▶ TO BE DONE
Copy every line of the records below that holds the word "为坐标原点".

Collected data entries
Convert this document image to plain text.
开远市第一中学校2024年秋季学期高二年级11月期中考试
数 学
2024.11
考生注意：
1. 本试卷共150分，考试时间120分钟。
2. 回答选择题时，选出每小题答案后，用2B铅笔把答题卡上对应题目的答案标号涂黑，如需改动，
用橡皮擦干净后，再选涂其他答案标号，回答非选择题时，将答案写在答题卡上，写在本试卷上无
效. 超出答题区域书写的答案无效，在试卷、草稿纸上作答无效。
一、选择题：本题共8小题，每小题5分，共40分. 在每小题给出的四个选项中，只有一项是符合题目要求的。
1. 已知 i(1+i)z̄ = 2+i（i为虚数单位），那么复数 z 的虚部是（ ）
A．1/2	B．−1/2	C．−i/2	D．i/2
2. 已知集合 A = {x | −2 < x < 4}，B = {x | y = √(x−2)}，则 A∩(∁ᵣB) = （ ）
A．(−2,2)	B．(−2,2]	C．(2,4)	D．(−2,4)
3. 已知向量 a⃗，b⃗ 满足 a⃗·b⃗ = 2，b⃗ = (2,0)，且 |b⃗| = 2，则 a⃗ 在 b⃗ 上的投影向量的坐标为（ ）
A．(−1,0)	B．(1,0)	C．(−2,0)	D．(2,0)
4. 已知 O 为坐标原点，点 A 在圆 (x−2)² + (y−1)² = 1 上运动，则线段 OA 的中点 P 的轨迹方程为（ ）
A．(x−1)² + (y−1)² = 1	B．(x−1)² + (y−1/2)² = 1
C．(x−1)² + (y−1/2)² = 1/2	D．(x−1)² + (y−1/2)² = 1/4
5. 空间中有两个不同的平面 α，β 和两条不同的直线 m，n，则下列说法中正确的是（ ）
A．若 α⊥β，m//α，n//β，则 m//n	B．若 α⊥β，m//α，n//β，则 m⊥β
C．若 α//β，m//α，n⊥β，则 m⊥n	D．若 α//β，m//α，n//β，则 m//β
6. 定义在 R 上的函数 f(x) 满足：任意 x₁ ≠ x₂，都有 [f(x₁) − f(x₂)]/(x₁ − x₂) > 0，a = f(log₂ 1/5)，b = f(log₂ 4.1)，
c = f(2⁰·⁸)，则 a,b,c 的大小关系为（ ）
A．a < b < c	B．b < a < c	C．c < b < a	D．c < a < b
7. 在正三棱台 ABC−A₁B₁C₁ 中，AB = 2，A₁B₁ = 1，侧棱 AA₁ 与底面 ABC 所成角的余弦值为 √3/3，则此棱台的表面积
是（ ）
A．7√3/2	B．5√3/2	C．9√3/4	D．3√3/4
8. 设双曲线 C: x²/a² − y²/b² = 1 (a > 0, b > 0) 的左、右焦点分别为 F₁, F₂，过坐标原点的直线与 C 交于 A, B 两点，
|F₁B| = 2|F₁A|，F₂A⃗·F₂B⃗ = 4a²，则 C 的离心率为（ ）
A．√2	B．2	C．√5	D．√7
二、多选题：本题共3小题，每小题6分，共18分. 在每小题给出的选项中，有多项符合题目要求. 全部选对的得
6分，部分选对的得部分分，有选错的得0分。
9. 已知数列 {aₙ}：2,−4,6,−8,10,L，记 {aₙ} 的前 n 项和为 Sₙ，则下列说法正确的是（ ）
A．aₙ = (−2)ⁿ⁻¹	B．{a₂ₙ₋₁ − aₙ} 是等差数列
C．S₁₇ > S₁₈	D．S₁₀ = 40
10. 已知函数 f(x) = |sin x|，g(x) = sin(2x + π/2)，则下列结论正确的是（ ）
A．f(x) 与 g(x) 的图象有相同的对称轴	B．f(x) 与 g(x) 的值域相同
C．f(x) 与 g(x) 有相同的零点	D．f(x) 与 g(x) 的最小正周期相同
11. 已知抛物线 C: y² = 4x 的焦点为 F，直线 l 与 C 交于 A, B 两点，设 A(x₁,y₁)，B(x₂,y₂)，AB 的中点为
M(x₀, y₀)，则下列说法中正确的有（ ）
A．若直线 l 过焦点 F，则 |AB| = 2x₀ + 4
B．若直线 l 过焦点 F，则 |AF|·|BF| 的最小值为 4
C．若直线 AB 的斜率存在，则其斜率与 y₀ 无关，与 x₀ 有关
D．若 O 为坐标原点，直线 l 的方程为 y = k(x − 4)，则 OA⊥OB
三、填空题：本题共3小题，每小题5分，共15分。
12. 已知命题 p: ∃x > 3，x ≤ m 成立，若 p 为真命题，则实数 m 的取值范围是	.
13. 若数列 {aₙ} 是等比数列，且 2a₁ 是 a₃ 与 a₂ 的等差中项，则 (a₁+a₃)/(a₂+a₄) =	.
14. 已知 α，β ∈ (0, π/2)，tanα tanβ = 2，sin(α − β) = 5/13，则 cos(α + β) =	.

▶ TASK RESPONSE
4. 已知 O 为坐标原点，点 A 在圆 (x−2)² + (y−1)² = 1 上运动，则线段 OA 的中点 P 的轨迹方程为（ ）
D．若 O 为坐标原点，直线 l 的方程为 y = k(x − 4)，则 OA⊥OB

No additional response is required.